[Collected data entries]

== == ==

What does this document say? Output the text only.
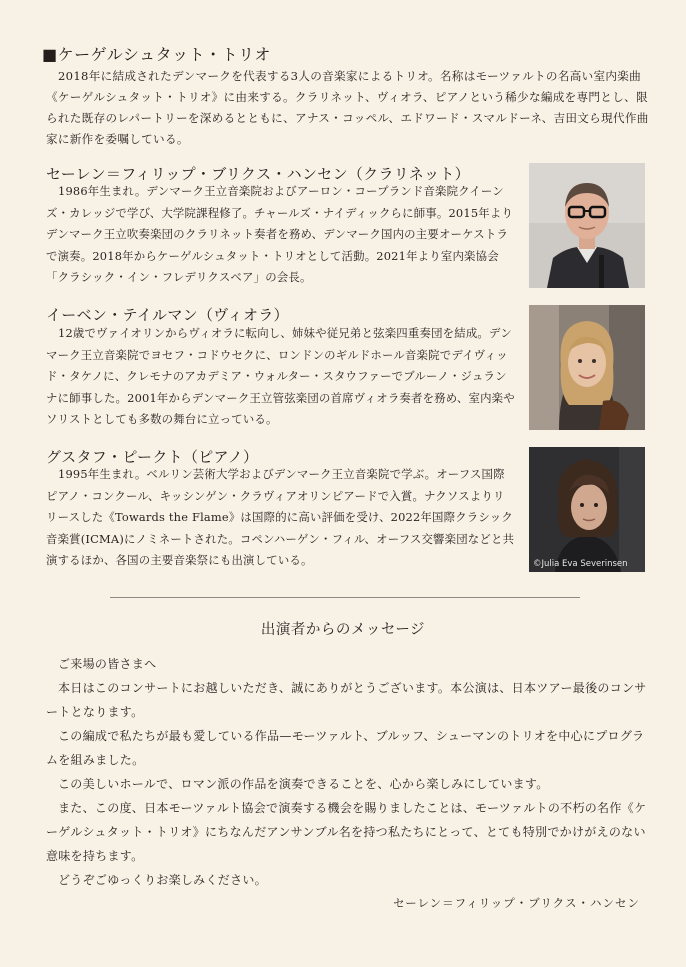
■ケーゲルシュタット・トリオ

2018年に結成されたデンマークを代表する3人の音楽家によるトリオ。名称はモーツァルトの名高い室内楽曲《ケーゲルシュタット・トリオ》に由来する。クラリネット、ヴィオラ、ピアノという稀少な編成を専門とし、限られた既存のレパートリーを深めるとともに、アナス・コッペル、エドワード・スマルドーネ、吉田文ら現代作曲家に新作を委嘱している。

セーレン＝フィリップ・ブリクス・ハンセン（クラリネット）

1986年生まれ。デンマーク王立音楽院およびアーロン・コープランド音楽院クイーンズ・カレッジで学び、大学院課程修了。チャールズ・ナイディックらに師事。2015年よりデンマーク王立吹奏楽団のクラリネット奏者を務め、デンマーク国内の主要オーケストラで演奏。2018年からケーゲルシュタット・トリオとして活動。2021年より室内楽協会「クラシック・イン・フレデリクスベア」の会長。

イーベン・テイルマン（ヴィオラ）

12歳でヴァイオリンからヴィオラに転向し、姉妹や従兄弟と弦楽四重奏団を結成。デンマーク王立音楽院でヨセフ・コドウセクに、ロンドンのギルドホール音楽院でデイヴィッド・タケノに、クレモナのアカデミア・ウォルター・スタウファーでブルーノ・ジュランナに師事した。2001年からデンマーク王立管弦楽団の首席ヴィオラ奏者を務め、室内楽やソリストとしても多数の舞台に立っている。

グスタフ・ピークト（ピアノ）

1995年生まれ。ベルリン芸術大学およびデンマーク王立音楽院で学ぶ。オーフス国際ピアノ・コンクール、キッシンゲン・クラヴィアオリンピアードで入賞。ナクソスよりリリースした《Towards the Flame》は国際的に高い評価を受け、2022年国際クラシック音楽賞(ICMA)にノミネートされた。コペンハーゲン・フィル、オーフス交響楽団などと共演するほか、各国の主要音楽祭にも出演している。	©Julia Eva Severinsen
出演者からのメッセージ

ご来場の皆さまへ

本日はこのコンサートにお越しいただき、誠にありがとうございます。本公演は、日本ツアー最後のコンサートとなります。

この編成で私たちが最も愛している作品—モーツァルト、ブルッフ、シューマンのトリオを中心にプログラムを組みました。

この美しいホールで、ロマン派の作品を演奏できることを、心から楽しみにしています。

また、この度、日本モーツァルト協会で演奏する機会を賜りましたことは、モーツァルトの不朽の名作《ケーゲルシュタット・トリオ》にちなんだアンサンブル名を持つ私たちにとって、とても特別でかけがえのない意味を持ちます。

どうぞごゆっくりお楽しみください。

セーレン＝フィリップ・ブリクス・ハンセン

== == ==

:: PROBLEM TO WORK ON ::
Compute the number of lines above that contain the string "ブリクス". Reply with that value only.

:: COMPLETE OUTPUT ::
2